------ DATASET ------
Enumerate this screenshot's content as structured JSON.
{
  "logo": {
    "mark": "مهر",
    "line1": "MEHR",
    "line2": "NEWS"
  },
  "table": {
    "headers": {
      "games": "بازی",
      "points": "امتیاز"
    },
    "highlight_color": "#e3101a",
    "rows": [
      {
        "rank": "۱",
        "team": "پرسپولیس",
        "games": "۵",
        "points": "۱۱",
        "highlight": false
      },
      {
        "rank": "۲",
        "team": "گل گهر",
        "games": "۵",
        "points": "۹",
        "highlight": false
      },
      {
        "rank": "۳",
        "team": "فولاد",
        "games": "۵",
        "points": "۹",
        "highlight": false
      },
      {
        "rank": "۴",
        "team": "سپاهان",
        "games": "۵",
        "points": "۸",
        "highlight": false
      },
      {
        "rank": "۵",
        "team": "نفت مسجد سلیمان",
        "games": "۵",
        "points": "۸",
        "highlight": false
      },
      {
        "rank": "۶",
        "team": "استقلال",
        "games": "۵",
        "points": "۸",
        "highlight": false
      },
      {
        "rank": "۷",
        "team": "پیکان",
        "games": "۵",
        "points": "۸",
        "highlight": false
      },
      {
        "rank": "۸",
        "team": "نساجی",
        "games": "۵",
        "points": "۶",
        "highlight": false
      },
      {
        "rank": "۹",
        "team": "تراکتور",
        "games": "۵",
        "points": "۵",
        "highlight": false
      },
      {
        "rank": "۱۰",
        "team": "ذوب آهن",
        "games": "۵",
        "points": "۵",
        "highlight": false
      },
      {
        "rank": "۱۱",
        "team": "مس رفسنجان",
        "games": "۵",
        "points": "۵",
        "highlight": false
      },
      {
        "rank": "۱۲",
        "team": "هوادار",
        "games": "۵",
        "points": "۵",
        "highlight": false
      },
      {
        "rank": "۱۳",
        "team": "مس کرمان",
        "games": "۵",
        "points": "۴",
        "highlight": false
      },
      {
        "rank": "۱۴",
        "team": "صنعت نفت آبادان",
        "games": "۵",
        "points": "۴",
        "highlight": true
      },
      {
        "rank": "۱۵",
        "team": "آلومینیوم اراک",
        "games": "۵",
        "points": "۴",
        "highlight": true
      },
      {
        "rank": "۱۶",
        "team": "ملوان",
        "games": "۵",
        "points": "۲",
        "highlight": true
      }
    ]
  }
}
------
• [EXERCISE OBJECTIVE] Above are the records; retype every one exactly.

• [TASK RESPONSE]
Enumerate this screenshot's content as structured JSON.
{
  "logo": {
    "mark": "مهر",
    "line1": "MEHR",
    "line2": "NEWS"
  },
  "table": {
    "headers": {
      "games": "بازی",
      "points": "امتیاز"
    },
    "highlight_color": "#e3101a",
    "rows": [
      {
        "rank": "۱",
        "team": "پرسپولیس",
        "games": "۵",
        "points": "۱۱",
        "highlight": false
      },
      {
        "rank": "۲",
        "team": "گل گهر",
        "games": "۵",
        "points": "۹",
        "highlight": false
      },
      {
        "rank": "۳",
        "team": "فولاد",
        "games": "۵",
        "points": "۹",
        "highlight": false
      },
      {
        "rank": "۴",
        "team": "سپاهان",
        "games": "۵",
        "points": "۸",
        "highlight": false
      },
      {
        "rank": "۵",
        "team": "نفت مسجد سلیمان",
        "games": "۵",
        "points": "۸",
        "highlight": false
      },
      {
        "rank": "۶",
        "team": "استقلال",
        "games": "۵",
        "points": "۸",
        "highlight": false
      },
      {
        "rank": "۷",
        "team": "پیکان",
        "games": "۵",
        "points": "۸",
        "highlight": false
      },
      {
        "rank": "۸",
        "team": "نساجی",
        "games": "۵",
        "points": "۶",
        "highlight": false
      },
      {
        "rank": "۹",
        "team": "تراکتور",
        "games": "۵",
        "points": "۵",
        "highlight": false
      },
      {
        "rank": "۱۰",
        "team": "ذوب آهن",
        "games": "۵",
        "points": "۵",
        "highlight": false
      },
      {
        "rank": "۱۱",
        "team": "مس رفسنجان",
        "games": "۵",
        "points": "۵",
        "highlight": false
      },
      {
        "rank": "۱۲",
        "team": "هوادار",
        "games": "۵",
        "points": "۵",
        "highlight": false
      },
      {
        "rank": "۱۳",
        "team": "مس کرمان",
        "games": "۵",
        "points": "۴",
        "highlight": false
      },
      {
        "rank": "۱۴",
        "team": "صنعت نفت آبادان",
        "games": "۵",
        "points": "۴",
        "highlight": true
      },
      {
        "rank": "۱۵",
        "team": "آلومینیوم اراک",
        "games": "۵",
        "points": "۴",
        "highlight": true
      },
      {
        "rank": "۱۶",
        "team": "ملوان",
        "games": "۵",
        "points": "۲",
        "highlight": true
      }
    ]
  }
}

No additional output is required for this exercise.